Recorded information:
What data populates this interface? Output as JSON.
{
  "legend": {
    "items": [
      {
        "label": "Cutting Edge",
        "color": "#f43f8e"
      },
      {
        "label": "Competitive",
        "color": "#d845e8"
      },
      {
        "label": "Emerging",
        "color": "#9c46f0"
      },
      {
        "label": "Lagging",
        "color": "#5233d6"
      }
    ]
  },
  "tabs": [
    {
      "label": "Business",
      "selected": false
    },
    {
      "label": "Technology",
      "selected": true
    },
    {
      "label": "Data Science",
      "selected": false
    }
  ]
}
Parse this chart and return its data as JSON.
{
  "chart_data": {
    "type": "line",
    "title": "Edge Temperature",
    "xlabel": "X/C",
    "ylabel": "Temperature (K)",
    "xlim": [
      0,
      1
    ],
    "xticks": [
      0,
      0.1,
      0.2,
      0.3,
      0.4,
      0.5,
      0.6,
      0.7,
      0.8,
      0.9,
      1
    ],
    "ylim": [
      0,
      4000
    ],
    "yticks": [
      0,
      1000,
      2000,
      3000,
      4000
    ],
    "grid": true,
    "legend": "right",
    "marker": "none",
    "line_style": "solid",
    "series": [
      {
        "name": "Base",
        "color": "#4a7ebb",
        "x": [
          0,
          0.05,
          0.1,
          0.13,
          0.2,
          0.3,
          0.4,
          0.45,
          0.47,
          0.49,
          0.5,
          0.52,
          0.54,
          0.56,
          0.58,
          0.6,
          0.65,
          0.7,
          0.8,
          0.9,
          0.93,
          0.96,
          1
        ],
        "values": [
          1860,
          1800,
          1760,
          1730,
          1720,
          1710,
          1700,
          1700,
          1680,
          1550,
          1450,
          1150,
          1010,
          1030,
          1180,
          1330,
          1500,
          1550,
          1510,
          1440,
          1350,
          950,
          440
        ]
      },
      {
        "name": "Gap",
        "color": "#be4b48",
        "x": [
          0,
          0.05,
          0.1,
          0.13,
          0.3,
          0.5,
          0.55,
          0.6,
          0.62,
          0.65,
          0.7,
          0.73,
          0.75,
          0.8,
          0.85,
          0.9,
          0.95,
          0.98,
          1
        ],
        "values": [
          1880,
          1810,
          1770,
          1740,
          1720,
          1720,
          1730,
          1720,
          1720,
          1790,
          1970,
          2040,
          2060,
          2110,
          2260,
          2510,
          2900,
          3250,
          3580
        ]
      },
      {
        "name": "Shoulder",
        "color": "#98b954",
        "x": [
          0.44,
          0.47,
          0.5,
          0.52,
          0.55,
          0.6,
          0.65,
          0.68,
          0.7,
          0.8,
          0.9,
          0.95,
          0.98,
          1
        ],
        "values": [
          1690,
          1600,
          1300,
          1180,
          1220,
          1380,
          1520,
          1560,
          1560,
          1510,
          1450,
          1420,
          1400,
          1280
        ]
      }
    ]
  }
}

Exercise aim: Exactly reproduce every line found in the records.

The output:
What data populates this interface? Output as JSON.
{
  "legend": {
    "items": [
      {
        "label": "Cutting Edge",
        "color": "#f43f8e"
      },
      {
        "label": "Competitive",
        "color": "#d845e8"
      },
      {
        "label": "Emerging",
        "color": "#9c46f0"
      },
      {
        "label": "Lagging",
        "color": "#5233d6"
      }
    ]
  },
  "tabs": [
    {
      "label": "Business",
      "selected": false
    },
    {
      "label": "Technology",
      "selected": true
    },
    {
      "label": "Data Science",
      "selected": false
    }
  ]
}
Parse this chart and return its data as JSON.
{
  "chart_data": {
    "type": "line",
    "title": "Edge Temperature",
    "xlabel": "X/C",
    "ylabel": "Temperature (K)",
    "xlim": [
      0,
      1
    ],
    "xticks": [
      0,
      0.1,
      0.2,
      0.3,
      0.4,
      0.5,
      0.6,
      0.7,
      0.8,
      0.9,
      1
    ],
    "ylim": [
      0,
      4000
    ],
    "yticks": [
      0,
      1000,
      2000,
      3000,
      4000
    ],
    "grid": true,
    "legend": "right",
    "marker": "none",
    "line_style": "solid",
    "series": [
      {
        "name": "Base",
        "color": "#4a7ebb",
        "x": [
          0,
          0.05,
          0.1,
          0.13,
          0.2,
          0.3,
          0.4,
          0.45,
          0.47,
          0.49,
          0.5,
          0.52,
          0.54,
          0.56,
          0.58,
          0.6,
          0.65,
          0.7,
          0.8,
          0.9,
          0.93,
          0.96,
          1
        ],
        "values": [
          1860,
          1800,
          1760,
          1730,
          1720,
          1710,
          1700,
          1700,
          1680,
          1550,
          1450,
          1150,
          1010,
          1030,
          1180,
          1330,
          1500,
          1550,
          1510,
          1440,
          1350,
          950,
          440
        ]
      },
      {
        "name": "Gap",
        "color": "#be4b48",
        "x": [
          0,
          0.05,
          0.1,
          0.13,
          0.3,
          0.5,
          0.55,
          0.6,
          0.62,
          0.65,
          0.7,
          0.73,
          0.75,
          0.8,
          0.85,
          0.9,
          0.95,
          0.98,
          1
        ],
        "values": [
          1880,
          1810,
          1770,
          1740,
          1720,
          1720,
          1730,
          1720,
          1720,
          1790,
          1970,
          2040,
          2060,
          2110,
          2260,
          2510,
          2900,
          3250,
          3580
        ]
      },
      {
        "name": "Shoulder",
        "color": "#98b954",
        "x": [
          0.44,
          0.47,
          0.5,
          0.52,
          0.55,
          0.6,
          0.65,
          0.68,
          0.7,
          0.8,
          0.9,
          0.95,
          0.98,
          1
        ],
        "values": [
          1690,
          1600,
          1300,
          1180,
          1220,
          1380,
          1520,
          1560,
          1560,
          1510,
          1450,
          1420,
          1400,
          1280
        ]
      }
    ]
  }
}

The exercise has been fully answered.